+++ Data shown +++

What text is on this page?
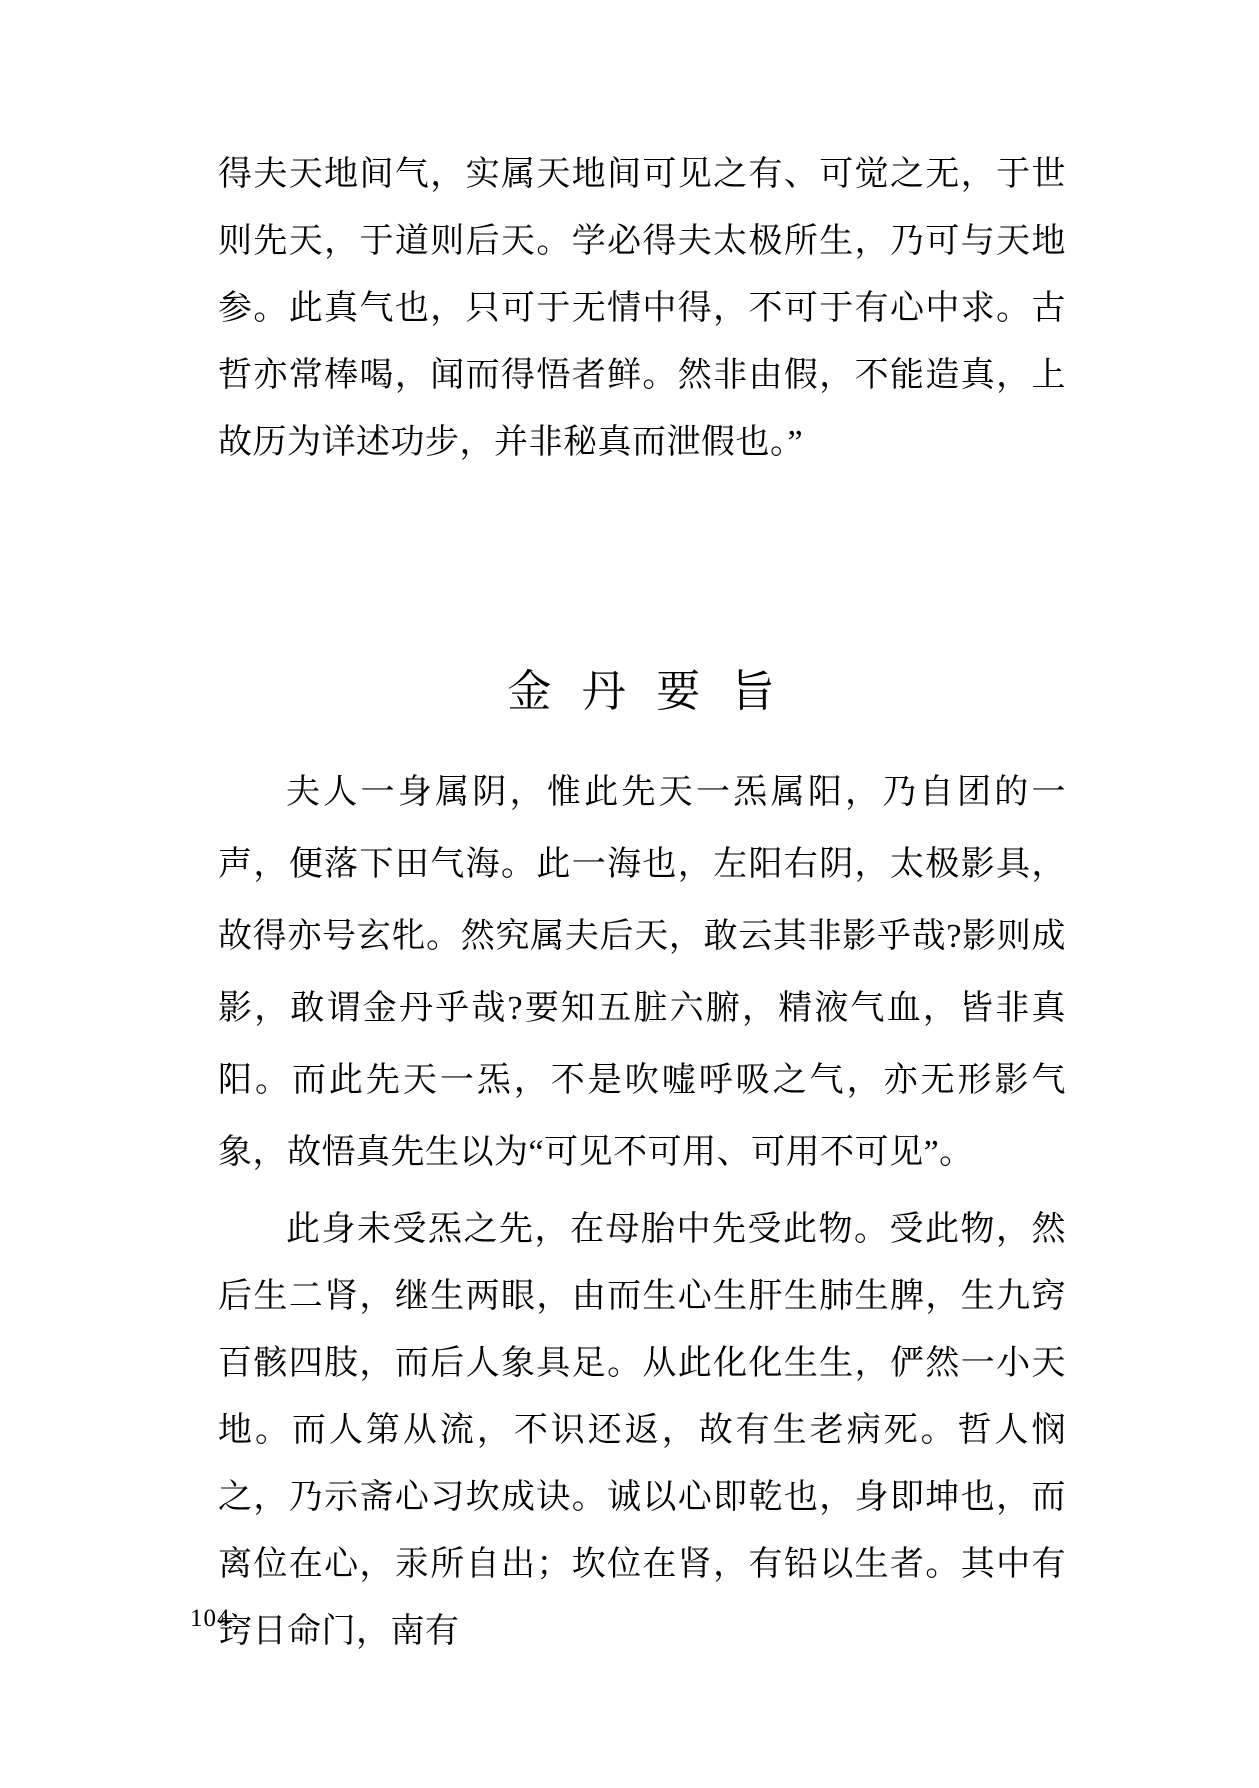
得夫天地间气，实属天地间可见之有、可觉之无，于世则先天，于道则后天。学必得夫太极所生，乃可与天地参。此真气也，只可于无情中得，不可于有心中求。古哲亦常棒喝，闻而得悟者鲜。然非由假，不能造真，上故历为详述功步，并非秘真而泄假也。”

金 丹 要 旨

夫人一身属阴，惟此先天一炁属阳，乃自团的一声，便落下田气海。此一海也，左阳右阴，太极影具，故得亦号玄牝。然究属夫后天，敢云其非影乎哉?影则成影，敢谓金丹乎哉?要知五脏六腑，精液气血，皆非真阳。而此先天一炁，不是吹嘘呼吸之气，亦无形影气象，故悟真先生以为“可见不可用、可用不可见”。

此身未受炁之先，在母胎中先受此物。受此物，然后生二肾，继生两眼，由而生心生肝生肺生脾，生九窍百骸四肢，而后人象具足。从此化化生生，俨然一小天地。而人第从流，不识还返，故有生老病死。哲人悯之，乃示斋心习坎成诀。诚以心即乾也，身即坤也，而离位在心，汞所自出；坎位在肾，有铅以生者。其中有窍日命门，南有

104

+++

Restate the records word for word, omitting images.

Expected output:
What text is on this page?
得夫天地间气，实属天地间可见之有、可觉之无，于世则先天，于道则后天。学必得夫太极所生，乃可与天地参。此真气也，只可于无情中得，不可于有心中求。古哲亦常棒喝，闻而得悟者鲜。然非由假，不能造真，上故历为详述功步，并非秘真而泄假也。”

金 丹 要 旨

夫人一身属阴，惟此先天一炁属阳，乃自团的一声，便落下田气海。此一海也，左阳右阴，太极影具，故得亦号玄牝。然究属夫后天，敢云其非影乎哉?影则成影，敢谓金丹乎哉?要知五脏六腑，精液气血，皆非真阳。而此先天一炁，不是吹嘘呼吸之气，亦无形影气象，故悟真先生以为“可见不可用、可用不可见”。

此身未受炁之先，在母胎中先受此物。受此物，然后生二肾，继生两眼，由而生心生肝生肺生脾，生九窍百骸四肢，而后人象具足。从此化化生生，俨然一小天地。而人第从流，不识还返，故有生老病死。哲人悯之，乃示斋心习坎成诀。诚以心即乾也，身即坤也，而离位在心，汞所自出；坎位在肾，有铅以生者。其中有窍日命门，南有

104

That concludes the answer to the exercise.